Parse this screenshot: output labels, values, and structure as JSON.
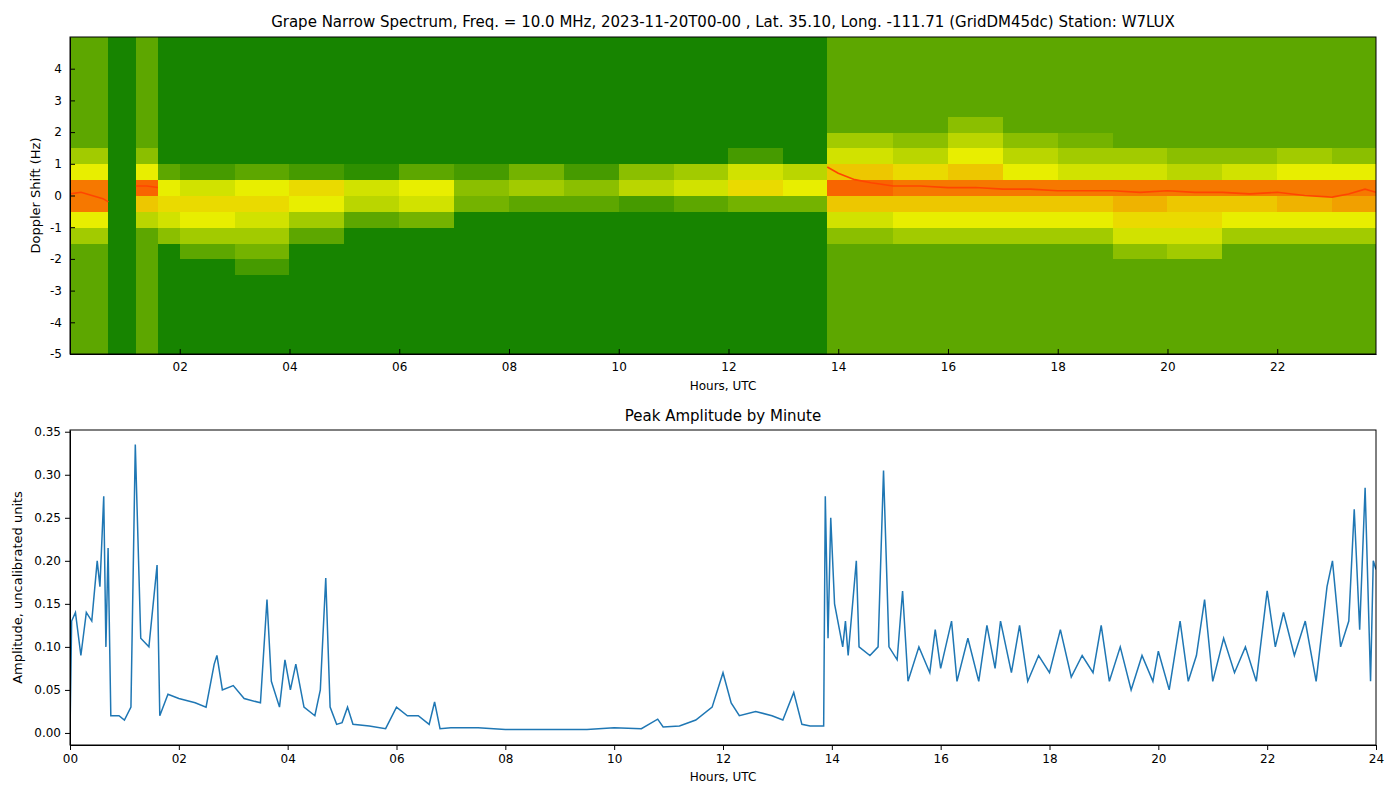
{
  "chart_data": [
    {
      "type": "heatmap",
      "title": "Grape Narrow Spectrum, Freq. = 10.0 MHz, 2023-11-20T00-00 , Lat.  35.10, Long. -111.71 (GridDM45dc) Station: W7LUX",
      "xlabel": "Hours, UTC",
      "ylabel": "Doppler Shift (Hz)",
      "x_bins": [
        0,
        0.7,
        1.2,
        1.6,
        2,
        3,
        4,
        5,
        6,
        7,
        8,
        9,
        10,
        11,
        12,
        13,
        13.8,
        15,
        16,
        17,
        18,
        19,
        20,
        21,
        22,
        23,
        23.8
      ],
      "y_bins": [
        -5,
        -4.5,
        -4,
        -3.5,
        -3,
        -2.5,
        -2,
        -1.5,
        -1,
        -0.5,
        0,
        0.5,
        1,
        1.5,
        2,
        2.5,
        3,
        3.5,
        4,
        4.5,
        5
      ],
      "cells": [
        [
          0.2,
          0.05,
          0.2,
          0.05,
          0.05,
          0.05,
          0.05,
          0.05,
          0.05,
          0.05,
          0.05,
          0.05,
          0.05,
          0.05,
          0.05,
          0.05,
          0.2,
          0.2,
          0.2,
          0.2,
          0.2,
          0.2,
          0.2,
          0.2,
          0.2,
          0.2
        ],
        [
          0.2,
          0.05,
          0.2,
          0.05,
          0.05,
          0.05,
          0.05,
          0.05,
          0.05,
          0.05,
          0.05,
          0.05,
          0.05,
          0.05,
          0.05,
          0.05,
          0.2,
          0.2,
          0.2,
          0.2,
          0.2,
          0.2,
          0.2,
          0.2,
          0.2,
          0.2
        ],
        [
          0.2,
          0.05,
          0.2,
          0.05,
          0.05,
          0.05,
          0.05,
          0.05,
          0.05,
          0.05,
          0.05,
          0.05,
          0.05,
          0.05,
          0.05,
          0.05,
          0.2,
          0.2,
          0.2,
          0.2,
          0.2,
          0.2,
          0.2,
          0.2,
          0.2,
          0.2
        ],
        [
          0.2,
          0.05,
          0.2,
          0.05,
          0.05,
          0.05,
          0.05,
          0.05,
          0.05,
          0.05,
          0.05,
          0.05,
          0.05,
          0.05,
          0.05,
          0.05,
          0.2,
          0.2,
          0.2,
          0.2,
          0.2,
          0.2,
          0.2,
          0.2,
          0.2,
          0.2
        ],
        [
          0.2,
          0.05,
          0.2,
          0.05,
          0.05,
          0.05,
          0.05,
          0.05,
          0.05,
          0.05,
          0.05,
          0.05,
          0.05,
          0.05,
          0.05,
          0.05,
          0.2,
          0.2,
          0.2,
          0.2,
          0.2,
          0.2,
          0.2,
          0.2,
          0.2,
          0.2
        ],
        [
          0.2,
          0.05,
          0.2,
          0.05,
          0.05,
          0.15,
          0.05,
          0.05,
          0.05,
          0.05,
          0.05,
          0.05,
          0.05,
          0.05,
          0.05,
          0.05,
          0.2,
          0.2,
          0.2,
          0.2,
          0.2,
          0.2,
          0.2,
          0.2,
          0.2,
          0.2
        ],
        [
          0.2,
          0.05,
          0.2,
          0.05,
          0.2,
          0.25,
          0.05,
          0.05,
          0.05,
          0.05,
          0.05,
          0.05,
          0.05,
          0.05,
          0.05,
          0.05,
          0.2,
          0.2,
          0.2,
          0.2,
          0.2,
          0.3,
          0.35,
          0.2,
          0.2,
          0.2
        ],
        [
          0.35,
          0.05,
          0.2,
          0.3,
          0.35,
          0.35,
          0.2,
          0.05,
          0.05,
          0.05,
          0.05,
          0.05,
          0.05,
          0.05,
          0.05,
          0.05,
          0.3,
          0.35,
          0.35,
          0.35,
          0.35,
          0.45,
          0.45,
          0.35,
          0.35,
          0.35
        ],
        [
          0.5,
          0.05,
          0.4,
          0.45,
          0.5,
          0.45,
          0.35,
          0.2,
          0.25,
          0.05,
          0.05,
          0.05,
          0.05,
          0.05,
          0.05,
          0.05,
          0.45,
          0.5,
          0.5,
          0.5,
          0.5,
          0.55,
          0.55,
          0.5,
          0.5,
          0.5
        ],
        [
          0.8,
          0.05,
          0.6,
          0.55,
          0.55,
          0.55,
          0.5,
          0.4,
          0.45,
          0.25,
          0.2,
          0.2,
          0.15,
          0.2,
          0.25,
          0.25,
          0.6,
          0.6,
          0.6,
          0.6,
          0.6,
          0.65,
          0.6,
          0.6,
          0.65,
          0.7
        ],
        [
          0.8,
          0.05,
          0.85,
          0.5,
          0.45,
          0.5,
          0.55,
          0.45,
          0.5,
          0.3,
          0.35,
          0.3,
          0.4,
          0.45,
          0.55,
          0.5,
          0.85,
          0.8,
          0.8,
          0.8,
          0.8,
          0.8,
          0.8,
          0.8,
          0.8,
          0.8
        ],
        [
          0.5,
          0.05,
          0.5,
          0.2,
          0.15,
          0.2,
          0.15,
          0.1,
          0.2,
          0.15,
          0.25,
          0.15,
          0.3,
          0.35,
          0.45,
          0.4,
          0.6,
          0.55,
          0.6,
          0.5,
          0.45,
          0.45,
          0.4,
          0.45,
          0.5,
          0.5
        ],
        [
          0.35,
          0.05,
          0.3,
          0.05,
          0.05,
          0.05,
          0.05,
          0.05,
          0.05,
          0.05,
          0.05,
          0.05,
          0.05,
          0.05,
          0.15,
          0.05,
          0.45,
          0.4,
          0.5,
          0.4,
          0.35,
          0.35,
          0.3,
          0.3,
          0.35,
          0.3
        ],
        [
          0.2,
          0.05,
          0.2,
          0.05,
          0.05,
          0.05,
          0.05,
          0.05,
          0.05,
          0.05,
          0.05,
          0.05,
          0.05,
          0.05,
          0.05,
          0.05,
          0.35,
          0.3,
          0.4,
          0.3,
          0.25,
          0.2,
          0.2,
          0.2,
          0.2,
          0.2
        ],
        [
          0.2,
          0.05,
          0.2,
          0.05,
          0.05,
          0.05,
          0.05,
          0.05,
          0.05,
          0.05,
          0.05,
          0.05,
          0.05,
          0.05,
          0.05,
          0.05,
          0.2,
          0.2,
          0.3,
          0.2,
          0.2,
          0.2,
          0.2,
          0.2,
          0.2,
          0.2
        ],
        [
          0.2,
          0.05,
          0.2,
          0.05,
          0.05,
          0.05,
          0.05,
          0.05,
          0.05,
          0.05,
          0.05,
          0.05,
          0.05,
          0.05,
          0.05,
          0.05,
          0.2,
          0.2,
          0.2,
          0.2,
          0.2,
          0.2,
          0.2,
          0.2,
          0.2,
          0.2
        ],
        [
          0.2,
          0.05,
          0.2,
          0.05,
          0.05,
          0.05,
          0.05,
          0.05,
          0.05,
          0.05,
          0.05,
          0.05,
          0.05,
          0.05,
          0.05,
          0.05,
          0.2,
          0.2,
          0.2,
          0.2,
          0.2,
          0.2,
          0.2,
          0.2,
          0.2,
          0.2
        ],
        [
          0.2,
          0.05,
          0.2,
          0.05,
          0.05,
          0.05,
          0.05,
          0.05,
          0.05,
          0.05,
          0.05,
          0.05,
          0.05,
          0.05,
          0.05,
          0.05,
          0.2,
          0.2,
          0.2,
          0.2,
          0.2,
          0.2,
          0.2,
          0.2,
          0.2,
          0.2
        ],
        [
          0.2,
          0.05,
          0.2,
          0.05,
          0.05,
          0.05,
          0.05,
          0.05,
          0.05,
          0.05,
          0.05,
          0.05,
          0.05,
          0.05,
          0.05,
          0.05,
          0.2,
          0.2,
          0.2,
          0.2,
          0.2,
          0.2,
          0.2,
          0.2,
          0.2,
          0.2
        ],
        [
          0.2,
          0.05,
          0.2,
          0.05,
          0.05,
          0.05,
          0.05,
          0.05,
          0.05,
          0.05,
          0.05,
          0.05,
          0.05,
          0.05,
          0.05,
          0.05,
          0.2,
          0.2,
          0.2,
          0.2,
          0.2,
          0.2,
          0.2,
          0.2,
          0.2,
          0.2
        ]
      ],
      "zlim": [
        0,
        1
      ],
      "series": [
        {
          "type": "line",
          "color": "#ff4500",
          "x": [
            0,
            0.2,
            0.4,
            0.6,
            0.7,
            0.71,
            1.2,
            1.4,
            1.6,
            1.61,
            13.8,
            14,
            14.3,
            14.6,
            15,
            15.5,
            16,
            16.5,
            17,
            17.5,
            18,
            18.5,
            19,
            19.5,
            20,
            20.5,
            21,
            21.5,
            22,
            22.5,
            23,
            23.3,
            23.6,
            23.8
          ],
          "values": [
            0.05,
            0.1,
            0,
            -0.1,
            -0.2,
            null,
            0.3,
            0.3,
            0.25,
            null,
            0.9,
            0.7,
            0.5,
            0.4,
            0.3,
            0.3,
            0.25,
            0.25,
            0.2,
            0.2,
            0.15,
            0.15,
            0.15,
            0.1,
            0.15,
            0.1,
            0.1,
            0.05,
            0.1,
            0,
            -0.05,
            0.05,
            0.2,
            0.1
          ]
        }
      ],
      "xlim": [
        0,
        23.8
      ],
      "ylim": [
        -5,
        5
      ],
      "xticks": [
        {
          "value": 2,
          "label": "02"
        },
        {
          "value": 4,
          "label": "04"
        },
        {
          "value": 6,
          "label": "06"
        },
        {
          "value": 8,
          "label": "08"
        },
        10,
        12,
        14,
        16,
        18,
        20,
        22
      ],
      "yticks": [
        -5,
        -4,
        -3,
        -2,
        -1,
        0,
        1,
        2,
        3,
        4
      ]
    },
    {
      "type": "line",
      "title": "Peak Amplitude by Minute",
      "xlabel": "Hours, UTC",
      "ylabel": "Amplitude, uncalibrated units",
      "color": "#1f77b4",
      "x": [
        0.0,
        0.03,
        0.1,
        0.2,
        0.3,
        0.4,
        0.5,
        0.55,
        0.62,
        0.66,
        0.7,
        0.75,
        0.9,
        1.0,
        1.12,
        1.2,
        1.3,
        1.45,
        1.6,
        1.65,
        1.8,
        2.0,
        2.3,
        2.5,
        2.65,
        2.7,
        2.8,
        3.0,
        3.2,
        3.5,
        3.62,
        3.7,
        3.85,
        3.95,
        4.05,
        4.15,
        4.3,
        4.5,
        4.6,
        4.7,
        4.78,
        4.9,
        5.0,
        5.1,
        5.2,
        5.5,
        5.8,
        6.0,
        6.2,
        6.4,
        6.6,
        6.7,
        6.8,
        7.0,
        7.5,
        8.0,
        8.5,
        9.0,
        9.5,
        10.0,
        10.5,
        10.8,
        10.9,
        11.2,
        11.5,
        11.8,
        12.0,
        12.15,
        12.3,
        12.6,
        12.9,
        13.1,
        13.3,
        13.45,
        13.6,
        13.85,
        13.88,
        13.93,
        13.98,
        14.05,
        14.2,
        14.25,
        14.3,
        14.45,
        14.5,
        14.7,
        14.85,
        14.95,
        15.05,
        15.2,
        15.3,
        15.4,
        15.6,
        15.8,
        15.9,
        16.0,
        16.2,
        16.3,
        16.5,
        16.7,
        16.85,
        17.0,
        17.1,
        17.3,
        17.45,
        17.6,
        17.8,
        18.0,
        18.2,
        18.4,
        18.6,
        18.8,
        18.95,
        19.1,
        19.3,
        19.5,
        19.7,
        19.9,
        20.0,
        20.2,
        20.4,
        20.55,
        20.7,
        20.85,
        21.0,
        21.2,
        21.4,
        21.6,
        21.8,
        22.0,
        22.15,
        22.3,
        22.5,
        22.7,
        22.9,
        23.1,
        23.2,
        23.35,
        23.5,
        23.6,
        23.7,
        23.8,
        23.9,
        23.95,
        24.0
      ],
      "values": [
        0.0,
        0.13,
        0.14,
        0.09,
        0.14,
        0.13,
        0.2,
        0.17,
        0.275,
        0.1,
        0.215,
        0.02,
        0.02,
        0.015,
        0.03,
        0.335,
        0.11,
        0.1,
        0.195,
        0.02,
        0.045,
        0.04,
        0.035,
        0.03,
        0.08,
        0.09,
        0.05,
        0.055,
        0.04,
        0.035,
        0.155,
        0.06,
        0.03,
        0.085,
        0.05,
        0.08,
        0.03,
        0.02,
        0.05,
        0.18,
        0.03,
        0.01,
        0.012,
        0.03,
        0.01,
        0.008,
        0.005,
        0.03,
        0.02,
        0.02,
        0.01,
        0.036,
        0.005,
        0.006,
        0.006,
        0.004,
        0.004,
        0.004,
        0.004,
        0.006,
        0.005,
        0.016,
        0.007,
        0.008,
        0.015,
        0.03,
        0.07,
        0.035,
        0.02,
        0.025,
        0.02,
        0.015,
        0.047,
        0.01,
        0.008,
        0.008,
        0.275,
        0.11,
        0.25,
        0.15,
        0.1,
        0.13,
        0.09,
        0.2,
        0.1,
        0.09,
        0.1,
        0.305,
        0.1,
        0.085,
        0.165,
        0.06,
        0.1,
        0.07,
        0.12,
        0.075,
        0.13,
        0.06,
        0.11,
        0.06,
        0.125,
        0.075,
        0.13,
        0.07,
        0.125,
        0.06,
        0.09,
        0.07,
        0.12,
        0.065,
        0.09,
        0.07,
        0.125,
        0.06,
        0.1,
        0.05,
        0.09,
        0.06,
        0.095,
        0.05,
        0.13,
        0.06,
        0.09,
        0.155,
        0.06,
        0.11,
        0.07,
        0.1,
        0.06,
        0.165,
        0.1,
        0.14,
        0.09,
        0.13,
        0.06,
        0.17,
        0.2,
        0.1,
        0.13,
        0.26,
        0.12,
        0.285,
        0.06,
        0.2,
        0.19
      ],
      "xlim": [
        0,
        24
      ],
      "ylim": [
        -0.014,
        0.352
      ],
      "xticks": [
        {
          "value": 0,
          "label": "00"
        },
        {
          "value": 2,
          "label": "02"
        },
        {
          "value": 4,
          "label": "04"
        },
        {
          "value": 6,
          "label": "06"
        },
        {
          "value": 8,
          "label": "08"
        },
        10,
        12,
        14,
        16,
        18,
        20,
        22,
        24
      ],
      "yticks": [
        {
          "value": 0,
          "label": "0.00"
        },
        0.05,
        {
          "value": 0.1,
          "label": "0.10"
        },
        0.15,
        {
          "value": 0.2,
          "label": "0.20"
        },
        0.25,
        {
          "value": 0.3,
          "label": "0.30"
        },
        0.35
      ]
    }
  ]
}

=====

▶ _INSTRUCTIONS FOR THE TASK_
Look for lines containing the string "Amplitude" and copy them all.

▶ _RESULT OF THIS EXERCISE_
      "title": "Peak Amplitude by Minute",
      "ylabel": "Amplitude, uncalibrated units",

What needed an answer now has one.